◆ PROBLEM DESCRIPTION
Find how many lines hold the word "được" and give that number only.

Saved data entries
○ ○ ○ ○ ○ ○ ○
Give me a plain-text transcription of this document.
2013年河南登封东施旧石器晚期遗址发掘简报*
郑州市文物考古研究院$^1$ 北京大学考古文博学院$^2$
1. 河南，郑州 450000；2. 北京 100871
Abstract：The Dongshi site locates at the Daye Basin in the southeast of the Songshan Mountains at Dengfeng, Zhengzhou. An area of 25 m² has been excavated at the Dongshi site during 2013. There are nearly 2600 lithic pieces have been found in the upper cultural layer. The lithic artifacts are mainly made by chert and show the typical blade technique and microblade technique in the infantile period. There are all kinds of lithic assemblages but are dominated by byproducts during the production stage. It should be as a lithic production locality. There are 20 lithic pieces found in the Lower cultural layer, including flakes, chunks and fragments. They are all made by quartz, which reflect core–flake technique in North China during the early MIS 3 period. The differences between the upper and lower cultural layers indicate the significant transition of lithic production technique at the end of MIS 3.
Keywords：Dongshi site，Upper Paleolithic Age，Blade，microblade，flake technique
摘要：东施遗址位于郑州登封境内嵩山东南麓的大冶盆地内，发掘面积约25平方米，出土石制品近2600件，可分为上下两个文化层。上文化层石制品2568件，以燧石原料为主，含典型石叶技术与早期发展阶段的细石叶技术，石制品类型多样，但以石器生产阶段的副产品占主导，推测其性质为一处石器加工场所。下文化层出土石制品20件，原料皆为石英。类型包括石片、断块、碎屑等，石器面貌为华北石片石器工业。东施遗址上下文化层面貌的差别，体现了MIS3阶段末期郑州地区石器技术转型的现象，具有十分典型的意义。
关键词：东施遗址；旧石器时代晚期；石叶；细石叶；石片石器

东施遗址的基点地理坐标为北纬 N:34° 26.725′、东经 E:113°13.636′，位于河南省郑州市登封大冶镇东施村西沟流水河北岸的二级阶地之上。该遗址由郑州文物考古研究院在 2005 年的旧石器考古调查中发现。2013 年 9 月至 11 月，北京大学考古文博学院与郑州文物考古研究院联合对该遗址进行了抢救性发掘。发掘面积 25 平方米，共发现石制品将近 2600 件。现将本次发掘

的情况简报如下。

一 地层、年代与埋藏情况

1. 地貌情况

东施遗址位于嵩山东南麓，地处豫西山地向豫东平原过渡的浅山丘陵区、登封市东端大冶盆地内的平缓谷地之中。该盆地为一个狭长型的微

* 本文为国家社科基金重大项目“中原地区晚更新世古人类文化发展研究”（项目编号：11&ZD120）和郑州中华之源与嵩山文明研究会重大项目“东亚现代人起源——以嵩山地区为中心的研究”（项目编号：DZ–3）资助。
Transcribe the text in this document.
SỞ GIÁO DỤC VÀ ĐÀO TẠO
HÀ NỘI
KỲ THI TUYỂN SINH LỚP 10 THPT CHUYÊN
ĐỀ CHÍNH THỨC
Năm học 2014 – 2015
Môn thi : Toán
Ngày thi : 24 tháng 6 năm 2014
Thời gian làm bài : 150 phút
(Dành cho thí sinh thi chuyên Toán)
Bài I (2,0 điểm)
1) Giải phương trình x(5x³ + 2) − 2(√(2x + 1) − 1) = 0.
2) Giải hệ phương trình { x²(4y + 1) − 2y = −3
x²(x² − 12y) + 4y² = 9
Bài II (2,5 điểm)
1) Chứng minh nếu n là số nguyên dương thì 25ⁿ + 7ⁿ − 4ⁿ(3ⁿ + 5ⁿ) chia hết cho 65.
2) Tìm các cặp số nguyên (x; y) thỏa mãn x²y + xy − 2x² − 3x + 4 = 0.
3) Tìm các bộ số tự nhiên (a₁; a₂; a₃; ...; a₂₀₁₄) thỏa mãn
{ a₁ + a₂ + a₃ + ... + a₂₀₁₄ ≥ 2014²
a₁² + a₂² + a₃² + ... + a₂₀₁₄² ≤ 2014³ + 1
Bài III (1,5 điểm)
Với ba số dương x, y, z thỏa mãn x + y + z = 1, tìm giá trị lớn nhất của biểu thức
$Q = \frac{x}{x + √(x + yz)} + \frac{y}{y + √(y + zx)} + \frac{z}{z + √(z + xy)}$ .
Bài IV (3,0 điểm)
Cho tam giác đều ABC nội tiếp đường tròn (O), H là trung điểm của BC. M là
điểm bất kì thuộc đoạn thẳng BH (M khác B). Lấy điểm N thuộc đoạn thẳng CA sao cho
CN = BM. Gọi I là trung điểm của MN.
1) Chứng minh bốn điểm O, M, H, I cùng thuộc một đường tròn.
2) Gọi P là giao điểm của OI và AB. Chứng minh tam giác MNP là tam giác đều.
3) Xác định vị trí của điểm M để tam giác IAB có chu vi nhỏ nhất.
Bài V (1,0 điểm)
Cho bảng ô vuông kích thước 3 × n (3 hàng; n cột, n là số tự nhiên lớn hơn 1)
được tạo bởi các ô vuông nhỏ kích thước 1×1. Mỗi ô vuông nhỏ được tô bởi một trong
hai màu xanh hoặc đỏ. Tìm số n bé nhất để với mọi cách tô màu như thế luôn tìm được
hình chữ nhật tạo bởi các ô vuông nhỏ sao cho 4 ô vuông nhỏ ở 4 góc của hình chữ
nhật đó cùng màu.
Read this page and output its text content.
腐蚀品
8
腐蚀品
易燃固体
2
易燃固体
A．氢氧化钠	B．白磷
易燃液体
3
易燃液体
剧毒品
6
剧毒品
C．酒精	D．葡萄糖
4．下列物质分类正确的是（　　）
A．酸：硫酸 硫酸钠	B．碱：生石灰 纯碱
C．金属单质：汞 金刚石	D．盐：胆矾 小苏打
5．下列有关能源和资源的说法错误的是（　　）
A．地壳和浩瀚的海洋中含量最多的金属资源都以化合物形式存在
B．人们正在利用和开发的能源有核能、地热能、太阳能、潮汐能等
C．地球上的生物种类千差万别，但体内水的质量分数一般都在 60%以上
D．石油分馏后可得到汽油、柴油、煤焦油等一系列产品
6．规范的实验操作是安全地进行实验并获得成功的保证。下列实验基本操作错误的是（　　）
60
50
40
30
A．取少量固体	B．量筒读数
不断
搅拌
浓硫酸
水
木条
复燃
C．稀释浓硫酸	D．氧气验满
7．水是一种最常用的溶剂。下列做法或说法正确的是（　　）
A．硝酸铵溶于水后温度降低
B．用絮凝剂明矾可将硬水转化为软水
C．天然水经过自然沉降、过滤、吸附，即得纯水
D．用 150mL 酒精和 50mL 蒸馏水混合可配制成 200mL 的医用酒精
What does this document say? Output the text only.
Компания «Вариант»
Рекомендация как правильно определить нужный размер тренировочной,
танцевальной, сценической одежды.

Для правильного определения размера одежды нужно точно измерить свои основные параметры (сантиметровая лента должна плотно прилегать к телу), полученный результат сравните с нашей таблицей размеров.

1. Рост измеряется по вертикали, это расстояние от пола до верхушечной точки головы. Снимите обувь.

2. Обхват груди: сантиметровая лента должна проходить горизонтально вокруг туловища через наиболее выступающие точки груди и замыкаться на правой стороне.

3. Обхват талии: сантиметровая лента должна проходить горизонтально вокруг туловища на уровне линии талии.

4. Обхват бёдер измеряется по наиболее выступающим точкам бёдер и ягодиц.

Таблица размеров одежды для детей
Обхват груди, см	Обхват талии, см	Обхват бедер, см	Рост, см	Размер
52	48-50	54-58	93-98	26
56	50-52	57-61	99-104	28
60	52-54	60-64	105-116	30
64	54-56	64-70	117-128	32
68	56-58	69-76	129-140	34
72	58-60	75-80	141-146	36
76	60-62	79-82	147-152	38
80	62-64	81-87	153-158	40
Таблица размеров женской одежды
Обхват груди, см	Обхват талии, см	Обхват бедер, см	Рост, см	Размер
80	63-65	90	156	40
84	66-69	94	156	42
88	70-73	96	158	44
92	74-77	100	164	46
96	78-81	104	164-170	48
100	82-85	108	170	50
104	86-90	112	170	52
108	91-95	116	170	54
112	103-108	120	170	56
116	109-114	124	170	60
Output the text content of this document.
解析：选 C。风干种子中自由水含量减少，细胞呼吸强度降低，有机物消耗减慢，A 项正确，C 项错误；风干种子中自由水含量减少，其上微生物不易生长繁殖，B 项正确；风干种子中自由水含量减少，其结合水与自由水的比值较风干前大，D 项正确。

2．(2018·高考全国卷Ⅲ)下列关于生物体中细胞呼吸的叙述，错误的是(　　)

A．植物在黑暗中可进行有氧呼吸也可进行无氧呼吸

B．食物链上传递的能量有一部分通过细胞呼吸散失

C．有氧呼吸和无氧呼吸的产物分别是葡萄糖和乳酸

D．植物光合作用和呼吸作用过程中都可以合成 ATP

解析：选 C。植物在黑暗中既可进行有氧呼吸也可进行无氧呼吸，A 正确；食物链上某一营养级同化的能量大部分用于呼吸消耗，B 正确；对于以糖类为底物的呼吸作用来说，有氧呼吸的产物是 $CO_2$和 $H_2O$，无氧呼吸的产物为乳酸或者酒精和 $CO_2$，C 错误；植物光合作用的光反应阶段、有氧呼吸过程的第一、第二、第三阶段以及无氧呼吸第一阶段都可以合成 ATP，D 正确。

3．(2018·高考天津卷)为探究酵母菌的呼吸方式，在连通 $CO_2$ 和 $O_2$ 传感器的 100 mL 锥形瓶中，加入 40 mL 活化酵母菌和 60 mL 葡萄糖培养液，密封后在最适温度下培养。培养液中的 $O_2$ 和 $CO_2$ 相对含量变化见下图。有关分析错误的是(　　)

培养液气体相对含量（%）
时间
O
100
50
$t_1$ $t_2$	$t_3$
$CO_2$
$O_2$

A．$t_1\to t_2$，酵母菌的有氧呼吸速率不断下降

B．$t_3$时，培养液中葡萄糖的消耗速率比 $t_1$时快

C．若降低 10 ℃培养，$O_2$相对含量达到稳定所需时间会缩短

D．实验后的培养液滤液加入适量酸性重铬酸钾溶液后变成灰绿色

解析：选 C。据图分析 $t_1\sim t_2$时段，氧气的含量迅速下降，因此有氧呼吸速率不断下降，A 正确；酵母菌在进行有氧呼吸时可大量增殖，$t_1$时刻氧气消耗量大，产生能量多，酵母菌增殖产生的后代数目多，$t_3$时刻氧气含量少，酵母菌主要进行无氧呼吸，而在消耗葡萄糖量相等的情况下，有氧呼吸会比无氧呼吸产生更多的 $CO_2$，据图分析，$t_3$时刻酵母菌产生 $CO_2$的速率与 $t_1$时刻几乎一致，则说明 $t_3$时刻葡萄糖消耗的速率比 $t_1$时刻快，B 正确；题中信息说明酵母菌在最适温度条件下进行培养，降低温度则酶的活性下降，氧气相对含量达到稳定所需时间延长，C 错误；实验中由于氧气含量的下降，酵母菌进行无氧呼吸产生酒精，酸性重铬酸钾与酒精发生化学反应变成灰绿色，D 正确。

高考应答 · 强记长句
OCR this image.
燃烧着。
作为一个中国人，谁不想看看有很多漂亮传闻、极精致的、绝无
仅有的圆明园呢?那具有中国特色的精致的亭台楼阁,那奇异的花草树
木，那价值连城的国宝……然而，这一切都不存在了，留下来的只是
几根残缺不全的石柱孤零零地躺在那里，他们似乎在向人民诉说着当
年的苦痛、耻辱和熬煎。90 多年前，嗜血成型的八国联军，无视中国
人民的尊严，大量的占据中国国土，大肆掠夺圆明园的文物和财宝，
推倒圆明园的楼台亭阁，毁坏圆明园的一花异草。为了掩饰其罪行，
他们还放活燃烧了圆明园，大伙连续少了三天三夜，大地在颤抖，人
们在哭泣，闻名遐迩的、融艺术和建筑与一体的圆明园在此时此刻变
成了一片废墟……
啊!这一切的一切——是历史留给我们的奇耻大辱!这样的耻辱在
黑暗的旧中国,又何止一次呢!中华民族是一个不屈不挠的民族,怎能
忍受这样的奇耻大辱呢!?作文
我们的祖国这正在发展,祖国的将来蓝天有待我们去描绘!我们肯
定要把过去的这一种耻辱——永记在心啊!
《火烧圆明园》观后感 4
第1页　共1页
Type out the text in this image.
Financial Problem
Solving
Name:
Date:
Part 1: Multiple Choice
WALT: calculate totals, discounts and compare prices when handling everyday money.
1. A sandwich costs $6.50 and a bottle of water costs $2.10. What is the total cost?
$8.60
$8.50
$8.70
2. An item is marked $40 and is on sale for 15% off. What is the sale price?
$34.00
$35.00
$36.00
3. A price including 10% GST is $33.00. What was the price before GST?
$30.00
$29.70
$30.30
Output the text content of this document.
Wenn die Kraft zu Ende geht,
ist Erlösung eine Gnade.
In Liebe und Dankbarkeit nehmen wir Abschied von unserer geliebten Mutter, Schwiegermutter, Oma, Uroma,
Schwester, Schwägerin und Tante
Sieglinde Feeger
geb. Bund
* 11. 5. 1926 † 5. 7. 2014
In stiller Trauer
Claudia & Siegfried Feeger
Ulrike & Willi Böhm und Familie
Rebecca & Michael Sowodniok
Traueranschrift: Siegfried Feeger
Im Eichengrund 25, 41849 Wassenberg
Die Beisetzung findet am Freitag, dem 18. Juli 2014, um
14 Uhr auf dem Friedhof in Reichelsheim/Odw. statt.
○ ○ ○ ○ ○ ○ ○
◆ RESULT FOR THIS TASK
2